* start *

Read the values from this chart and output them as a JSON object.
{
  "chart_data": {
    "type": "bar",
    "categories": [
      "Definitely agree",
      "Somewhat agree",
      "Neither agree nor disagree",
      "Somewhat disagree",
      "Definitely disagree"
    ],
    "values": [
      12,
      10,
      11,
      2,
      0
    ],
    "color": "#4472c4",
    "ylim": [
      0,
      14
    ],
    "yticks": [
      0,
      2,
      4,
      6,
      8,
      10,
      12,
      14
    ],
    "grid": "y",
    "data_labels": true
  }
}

* end *

__TASK STATEMENT__.
Repeat the data above, word for word.

__CORRECT ANSWER__.
Read the values from this chart and output them as a JSON object.
{
  "chart_data": {
    "type": "bar",
    "categories": [
      "Definitely agree",
      "Somewhat agree",
      "Neither agree nor disagree",
      "Somewhat disagree",
      "Definitely disagree"
    ],
    "values": [
      12,
      10,
      11,
      2,
      0
    ],
    "color": "#4472c4",
    "ylim": [
      0,
      14
    ],
    "yticks": [
      0,
      2,
      4,
      6,
      8,
      10,
      12,
      14
    ],
    "grid": "y",
    "data_labels": true
  }
}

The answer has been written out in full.